*OBJECTIVE*. Output all of the records exactly as written.

#### DATA IN THIS EXERCISE ####

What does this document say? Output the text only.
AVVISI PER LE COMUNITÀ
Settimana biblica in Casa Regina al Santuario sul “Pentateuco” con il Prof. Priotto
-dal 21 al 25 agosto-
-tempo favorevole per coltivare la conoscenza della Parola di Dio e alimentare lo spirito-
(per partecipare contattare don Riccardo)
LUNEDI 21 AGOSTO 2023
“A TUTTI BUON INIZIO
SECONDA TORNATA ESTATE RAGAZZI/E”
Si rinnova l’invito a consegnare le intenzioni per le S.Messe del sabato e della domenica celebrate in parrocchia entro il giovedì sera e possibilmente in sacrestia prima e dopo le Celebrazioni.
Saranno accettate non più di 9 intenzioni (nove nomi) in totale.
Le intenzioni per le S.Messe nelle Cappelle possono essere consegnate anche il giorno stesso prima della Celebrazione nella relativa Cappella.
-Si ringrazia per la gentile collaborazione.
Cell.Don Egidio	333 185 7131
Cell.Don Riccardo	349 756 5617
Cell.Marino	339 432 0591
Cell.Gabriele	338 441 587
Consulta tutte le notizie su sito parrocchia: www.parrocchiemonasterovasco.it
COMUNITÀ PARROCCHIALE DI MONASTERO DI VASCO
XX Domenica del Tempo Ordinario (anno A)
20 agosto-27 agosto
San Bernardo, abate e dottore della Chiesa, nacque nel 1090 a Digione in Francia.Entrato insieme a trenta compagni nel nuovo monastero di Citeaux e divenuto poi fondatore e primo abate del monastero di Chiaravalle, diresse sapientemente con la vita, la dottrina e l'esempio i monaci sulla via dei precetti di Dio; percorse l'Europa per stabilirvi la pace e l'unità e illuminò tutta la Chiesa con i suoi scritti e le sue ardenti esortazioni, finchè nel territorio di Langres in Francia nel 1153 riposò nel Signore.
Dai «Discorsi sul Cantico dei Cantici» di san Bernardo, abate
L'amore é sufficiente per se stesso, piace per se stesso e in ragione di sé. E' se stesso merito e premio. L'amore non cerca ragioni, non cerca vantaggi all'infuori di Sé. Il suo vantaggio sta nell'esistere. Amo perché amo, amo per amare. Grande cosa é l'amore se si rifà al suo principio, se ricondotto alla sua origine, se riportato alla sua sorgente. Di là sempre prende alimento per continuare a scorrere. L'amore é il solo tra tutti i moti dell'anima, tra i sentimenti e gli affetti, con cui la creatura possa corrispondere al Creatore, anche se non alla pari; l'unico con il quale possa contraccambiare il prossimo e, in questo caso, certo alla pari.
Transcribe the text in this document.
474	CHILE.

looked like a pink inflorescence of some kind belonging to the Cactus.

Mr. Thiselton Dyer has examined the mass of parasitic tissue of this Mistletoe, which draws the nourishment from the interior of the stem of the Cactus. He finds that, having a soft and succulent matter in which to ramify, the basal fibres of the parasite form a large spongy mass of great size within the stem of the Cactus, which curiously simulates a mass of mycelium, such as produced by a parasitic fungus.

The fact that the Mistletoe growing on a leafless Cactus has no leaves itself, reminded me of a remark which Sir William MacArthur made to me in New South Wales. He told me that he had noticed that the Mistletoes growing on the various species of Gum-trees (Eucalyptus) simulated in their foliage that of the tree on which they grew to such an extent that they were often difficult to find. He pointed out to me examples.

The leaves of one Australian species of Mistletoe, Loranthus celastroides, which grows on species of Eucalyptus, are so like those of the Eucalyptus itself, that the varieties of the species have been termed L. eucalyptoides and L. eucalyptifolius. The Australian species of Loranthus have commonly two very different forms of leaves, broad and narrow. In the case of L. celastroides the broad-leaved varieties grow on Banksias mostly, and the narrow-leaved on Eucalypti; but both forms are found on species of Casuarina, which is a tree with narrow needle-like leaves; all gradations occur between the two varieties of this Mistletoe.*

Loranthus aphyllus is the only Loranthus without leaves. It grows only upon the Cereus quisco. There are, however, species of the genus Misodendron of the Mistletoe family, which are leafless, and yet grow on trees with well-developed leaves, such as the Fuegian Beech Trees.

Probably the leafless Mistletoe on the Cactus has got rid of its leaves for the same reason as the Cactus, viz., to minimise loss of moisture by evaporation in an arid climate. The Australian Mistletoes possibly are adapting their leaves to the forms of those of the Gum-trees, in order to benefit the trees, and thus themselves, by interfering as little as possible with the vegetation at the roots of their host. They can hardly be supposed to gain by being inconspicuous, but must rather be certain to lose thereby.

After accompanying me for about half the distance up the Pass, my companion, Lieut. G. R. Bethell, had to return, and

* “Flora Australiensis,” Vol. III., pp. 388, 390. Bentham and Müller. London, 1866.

####

*CORRECT RESULT*.
What does this document say? Output the text only.
AVVISI PER LE COMUNITÀ
Settimana biblica in Casa Regina al Santuario sul “Pentateuco” con il Prof. Priotto
-dal 21 al 25 agosto-
-tempo favorevole per coltivare la conoscenza della Parola di Dio e alimentare lo spirito-
(per partecipare contattare don Riccardo)
LUNEDI 21 AGOSTO 2023
“A TUTTI BUON INIZIO
SECONDA TORNATA ESTATE RAGAZZI/E”
Si rinnova l’invito a consegnare le intenzioni per le S.Messe del sabato e della domenica celebrate in parrocchia entro il giovedì sera e possibilmente in sacrestia prima e dopo le Celebrazioni.
Saranno accettate non più di 9 intenzioni (nove nomi) in totale.
Le intenzioni per le S.Messe nelle Cappelle possono essere consegnate anche il giorno stesso prima della Celebrazione nella relativa Cappella.
-Si ringrazia per la gentile collaborazione.
Cell.Don Egidio	333 185 7131
Cell.Don Riccardo	349 756 5617
Cell.Marino	339 432 0591
Cell.Gabriele	338 441 587
Consulta tutte le notizie su sito parrocchia: www.parrocchiemonasterovasco.it
COMUNITÀ PARROCCHIALE DI MONASTERO DI VASCO
XX Domenica del Tempo Ordinario (anno A)
20 agosto-27 agosto
San Bernardo, abate e dottore della Chiesa, nacque nel 1090 a Digione in Francia.Entrato insieme a trenta compagni nel nuovo monastero di Citeaux e divenuto poi fondatore e primo abate del monastero di Chiaravalle, diresse sapientemente con la vita, la dottrina e l'esempio i monaci sulla via dei precetti di Dio; percorse l'Europa per stabilirvi la pace e l'unità e illuminò tutta la Chiesa con i suoi scritti e le sue ardenti esortazioni, finchè nel territorio di Langres in Francia nel 1153 riposò nel Signore.
Dai «Discorsi sul Cantico dei Cantici» di san Bernardo, abate
L'amore é sufficiente per se stesso, piace per se stesso e in ragione di sé. E' se stesso merito e premio. L'amore non cerca ragioni, non cerca vantaggi all'infuori di Sé. Il suo vantaggio sta nell'esistere. Amo perché amo, amo per amare. Grande cosa é l'amore se si rifà al suo principio, se ricondotto alla sua origine, se riportato alla sua sorgente. Di là sempre prende alimento per continuare a scorrere. L'amore é il solo tra tutti i moti dell'anima, tra i sentimenti e gli affetti, con cui la creatura possa corrispondere al Creatore, anche se non alla pari; l'unico con il quale possa contraccambiare il prossimo e, in questo caso, certo alla pari.
Transcribe the text in this document.
474	CHILE.

looked like a pink inflorescence of some kind belonging to the Cactus.

Mr. Thiselton Dyer has examined the mass of parasitic tissue of this Mistletoe, which draws the nourishment from the interior of the stem of the Cactus. He finds that, having a soft and succulent matter in which to ramify, the basal fibres of the parasite form a large spongy mass of great size within the stem of the Cactus, which curiously simulates a mass of mycelium, such as produced by a parasitic fungus.

The fact that the Mistletoe growing on a leafless Cactus has no leaves itself, reminded me of a remark which Sir William MacArthur made to me in New South Wales. He told me that he had noticed that the Mistletoes growing on the various species of Gum-trees (Eucalyptus) simulated in their foliage that of the tree on which they grew to such an extent that they were often difficult to find. He pointed out to me examples.

The leaves of one Australian species of Mistletoe, Loranthus celastroides, which grows on species of Eucalyptus, are so like those of the Eucalyptus itself, that the varieties of the species have been termed L. eucalyptoides and L. eucalyptifolius. The Australian species of Loranthus have commonly two very different forms of leaves, broad and narrow. In the case of L. celastroides the broad-leaved varieties grow on Banksias mostly, and the narrow-leaved on Eucalypti; but both forms are found on species of Casuarina, which is a tree with narrow needle-like leaves; all gradations occur between the two varieties of this Mistletoe.*

Loranthus aphyllus is the only Loranthus without leaves. It grows only upon the Cereus quisco. There are, however, species of the genus Misodendron of the Mistletoe family, which are leafless, and yet grow on trees with well-developed leaves, such as the Fuegian Beech Trees.

Probably the leafless Mistletoe on the Cactus has got rid of its leaves for the same reason as the Cactus, viz., to minimise loss of moisture by evaporation in an arid climate. The Australian Mistletoes possibly are adapting their leaves to the forms of those of the Gum-trees, in order to benefit the trees, and thus themselves, by interfering as little as possible with the vegetation at the roots of their host. They can hardly be supposed to gain by being inconspicuous, but must rather be certain to lose thereby.

After accompanying me for about half the distance up the Pass, my companion, Lieut. G. R. Bethell, had to return, and

* “Flora Australiensis,” Vol. III., pp. 388, 390. Bentham and Müller. London, 1866.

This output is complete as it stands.